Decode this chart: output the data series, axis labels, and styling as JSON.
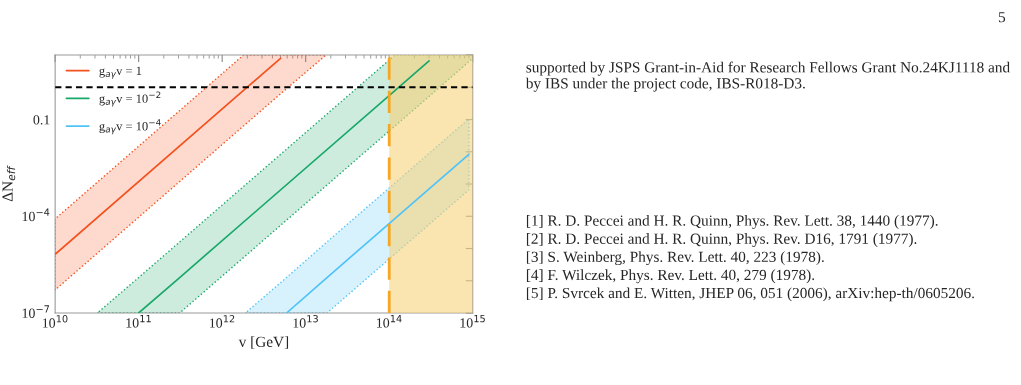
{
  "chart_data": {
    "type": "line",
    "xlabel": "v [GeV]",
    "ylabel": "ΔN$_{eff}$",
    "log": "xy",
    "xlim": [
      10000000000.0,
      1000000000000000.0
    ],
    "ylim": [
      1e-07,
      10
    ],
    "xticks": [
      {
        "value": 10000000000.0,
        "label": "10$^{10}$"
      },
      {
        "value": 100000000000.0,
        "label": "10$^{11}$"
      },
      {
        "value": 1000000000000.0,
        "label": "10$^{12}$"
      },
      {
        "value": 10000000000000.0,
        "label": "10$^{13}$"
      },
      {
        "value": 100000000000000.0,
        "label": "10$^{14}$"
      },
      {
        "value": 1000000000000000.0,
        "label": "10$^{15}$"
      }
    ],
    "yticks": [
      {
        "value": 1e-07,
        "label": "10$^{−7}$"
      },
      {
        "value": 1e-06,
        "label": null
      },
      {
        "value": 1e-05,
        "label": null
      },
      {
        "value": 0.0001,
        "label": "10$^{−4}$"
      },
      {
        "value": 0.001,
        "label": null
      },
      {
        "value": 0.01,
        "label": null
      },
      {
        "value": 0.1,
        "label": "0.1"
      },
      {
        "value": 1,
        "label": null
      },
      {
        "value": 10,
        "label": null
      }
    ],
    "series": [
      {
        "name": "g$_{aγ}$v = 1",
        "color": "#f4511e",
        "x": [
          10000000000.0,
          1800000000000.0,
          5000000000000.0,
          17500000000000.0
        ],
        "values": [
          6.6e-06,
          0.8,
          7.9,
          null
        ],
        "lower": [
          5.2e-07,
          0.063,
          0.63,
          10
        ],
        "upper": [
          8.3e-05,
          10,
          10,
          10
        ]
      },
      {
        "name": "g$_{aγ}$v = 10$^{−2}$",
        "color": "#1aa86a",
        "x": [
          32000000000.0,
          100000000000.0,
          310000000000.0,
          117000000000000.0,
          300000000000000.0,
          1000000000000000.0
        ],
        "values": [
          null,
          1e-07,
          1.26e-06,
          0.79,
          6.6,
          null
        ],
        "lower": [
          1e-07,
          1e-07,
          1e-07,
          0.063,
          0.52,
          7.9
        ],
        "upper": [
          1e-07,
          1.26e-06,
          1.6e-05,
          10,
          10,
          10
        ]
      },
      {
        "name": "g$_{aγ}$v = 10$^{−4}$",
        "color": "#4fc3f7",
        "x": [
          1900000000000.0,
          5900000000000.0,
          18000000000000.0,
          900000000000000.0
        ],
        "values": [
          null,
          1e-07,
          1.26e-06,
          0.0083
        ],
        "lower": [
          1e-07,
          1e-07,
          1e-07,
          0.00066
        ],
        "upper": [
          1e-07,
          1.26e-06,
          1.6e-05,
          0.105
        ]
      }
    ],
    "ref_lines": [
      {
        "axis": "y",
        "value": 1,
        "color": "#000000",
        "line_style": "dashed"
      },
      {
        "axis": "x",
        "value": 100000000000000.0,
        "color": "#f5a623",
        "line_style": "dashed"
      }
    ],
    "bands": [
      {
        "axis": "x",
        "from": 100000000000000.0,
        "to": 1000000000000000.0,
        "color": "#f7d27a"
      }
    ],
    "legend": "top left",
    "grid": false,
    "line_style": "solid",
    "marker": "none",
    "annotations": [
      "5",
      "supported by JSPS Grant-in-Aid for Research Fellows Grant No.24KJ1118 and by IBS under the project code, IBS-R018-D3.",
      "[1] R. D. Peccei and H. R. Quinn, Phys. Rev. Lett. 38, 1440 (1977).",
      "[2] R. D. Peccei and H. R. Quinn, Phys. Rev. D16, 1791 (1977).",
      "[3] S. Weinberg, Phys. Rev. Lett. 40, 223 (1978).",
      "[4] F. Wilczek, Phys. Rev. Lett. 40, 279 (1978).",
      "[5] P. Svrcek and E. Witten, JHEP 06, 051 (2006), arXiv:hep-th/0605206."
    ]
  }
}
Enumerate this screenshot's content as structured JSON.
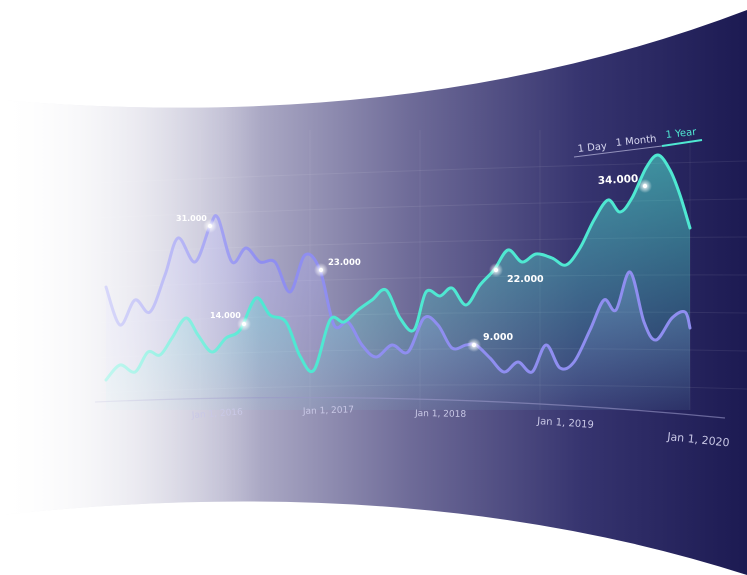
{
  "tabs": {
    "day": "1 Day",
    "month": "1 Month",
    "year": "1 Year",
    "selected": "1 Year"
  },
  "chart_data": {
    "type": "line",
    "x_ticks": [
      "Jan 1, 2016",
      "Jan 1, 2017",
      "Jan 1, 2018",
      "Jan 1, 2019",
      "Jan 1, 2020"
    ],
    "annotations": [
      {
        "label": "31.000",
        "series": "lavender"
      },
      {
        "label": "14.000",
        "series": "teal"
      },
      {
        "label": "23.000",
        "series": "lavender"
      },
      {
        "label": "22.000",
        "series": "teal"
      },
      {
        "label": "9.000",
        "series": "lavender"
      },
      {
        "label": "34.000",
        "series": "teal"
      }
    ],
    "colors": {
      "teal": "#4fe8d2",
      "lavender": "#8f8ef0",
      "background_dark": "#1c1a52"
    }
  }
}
• • • • • • •
Repeat the records above exactly, leaving out the pictures.

Decode this chart: output the data series, axis labels, and styling as JSON.
{
  "chart_data": {
    "type": "line",
    "xlabel": "v [GeV]",
    "ylabel": "ΔN$_{eff}$",
    "log": "xy",
    "xlim": [
      10000000000.0,
      1000000000000000.0
    ],
    "ylim": [
      1e-07,
      10
    ],
    "xticks": [
      {
        "value": 10000000000.0,
        "label": "10$^{10}$"
      },
      {
        "value": 100000000000.0,
        "label": "10$^{11}$"
      },
      {
        "value": 1000000000000.0,
        "label": "10$^{12}$"
      },
      {
        "value": 10000000000000.0,
        "label": "10$^{13}$"
      },
      {
        "value": 100000000000000.0,
        "label": "10$^{14}$"
      },
      {
        "value": 1000000000000000.0,
        "label": "10$^{15}$"
      }
    ],
    "yticks": [
      {
        "value": 1e-07,
        "label": "10$^{−7}$"
      },
      {
        "value": 1e-06,
        "label": null
      },
      {
        "value": 1e-05,
        "label": null
      },
      {
        "value": 0.0001,
        "label": "10$^{−4}$"
      },
      {
        "value": 0.001,
        "label": null
      },
      {
        "value": 0.01,
        "label": null
      },
      {
        "value": 0.1,
        "label": "0.1"
      },
      {
        "value": 1,
        "label": null
      },
      {
        "value": 10,
        "label": null
      }
    ],
    "series": [
      {
        "name": "g$_{aγ}$v = 1",
        "color": "#f4511e",
        "x": [
          10000000000.0,
          1800000000000.0,
          5000000000000.0,
          17500000000000.0
        ],
        "values": [
          6.6e-06,
          0.8,
          7.9,
          null
        ],
        "lower": [
          5.2e-07,
          0.063,
          0.63,
          10
        ],
        "upper": [
          8.3e-05,
          10,
          10,
          10
        ]
      },
      {
        "name": "g$_{aγ}$v = 10$^{−2}$",
        "color": "#1aa86a",
        "x": [
          32000000000.0,
          100000000000.0,
          310000000000.0,
          117000000000000.0,
          300000000000000.0,
          1000000000000000.0
        ],
        "values": [
          null,
          1e-07,
          1.26e-06,
          0.79,
          6.6,
          null
        ],
        "lower": [
          1e-07,
          1e-07,
          1e-07,
          0.063,
          0.52,
          7.9
        ],
        "upper": [
          1e-07,
          1.26e-06,
          1.6e-05,
          10,
          10,
          10
        ]
      },
      {
        "name": "g$_{aγ}$v = 10$^{−4}$",
        "color": "#4fc3f7",
        "x": [
          1900000000000.0,
          5900000000000.0,
          18000000000000.0,
          900000000000000.0
        ],
        "values": [
          null,
          1e-07,
          1.26e-06,
          0.0083
        ],
        "lower": [
          1e-07,
          1e-07,
          1e-07,
          0.00066
        ],
        "upper": [
          1e-07,
          1.26e-06,
          1.6e-05,
          0.105
        ]
      }
    ],
    "ref_lines": [
      {
        "axis": "y",
        "value": 1,
        "color": "#000000",
        "line_style": "dashed"
      },
      {
        "axis": "x",
        "value": 100000000000000.0,
        "color": "#f5a623",
        "line_style": "dashed"
      }
    ],
    "bands": [
      {
        "axis": "x",
        "from": 100000000000000.0,
        "to": 1000000000000000.0,
        "color": "#f7d27a"
      }
    ],
    "legend": "top left",
    "grid": false,
    "line_style": "solid",
    "marker": "none",
    "annotations": [
      "5",
      "supported by JSPS Grant-in-Aid for Research Fellows Grant No.24KJ1118 and by IBS under the project code, IBS-R018-D3.",
      "[1] R. D. Peccei and H. R. Quinn, Phys. Rev. Lett. 38, 1440 (1977).",
      "[2] R. D. Peccei and H. R. Quinn, Phys. Rev. D16, 1791 (1977).",
      "[3] S. Weinberg, Phys. Rev. Lett. 40, 223 (1978).",
      "[4] F. Wilczek, Phys. Rev. Lett. 40, 279 (1978).",
      "[5] P. Svrcek and E. Witten, JHEP 06, 051 (2006), arXiv:hep-th/0605206."
    ]
  }
}
Enumerate this screenshot's content as structured JSON.
{
  "tabs": {
    "day": "1 Day",
    "month": "1 Month",
    "year": "1 Year",
    "selected": "1 Year"
  },
  "chart_data": {
    "type": "line",
    "x_ticks": [
      "Jan 1, 2016",
      "Jan 1, 2017",
      "Jan 1, 2018",
      "Jan 1, 2019",
      "Jan 1, 2020"
    ],
    "annotations": [
      {
        "label": "31.000",
        "series": "lavender"
      },
      {
        "label": "14.000",
        "series": "teal"
      },
      {
        "label": "23.000",
        "series": "lavender"
      },
      {
        "label": "22.000",
        "series": "teal"
      },
      {
        "label": "9.000",
        "series": "lavender"
      },
      {
        "label": "34.000",
        "series": "teal"
      }
    ],
    "colors": {
      "teal": "#4fe8d2",
      "lavender": "#8f8ef0",
      "background_dark": "#1c1a52"
    }
  }
}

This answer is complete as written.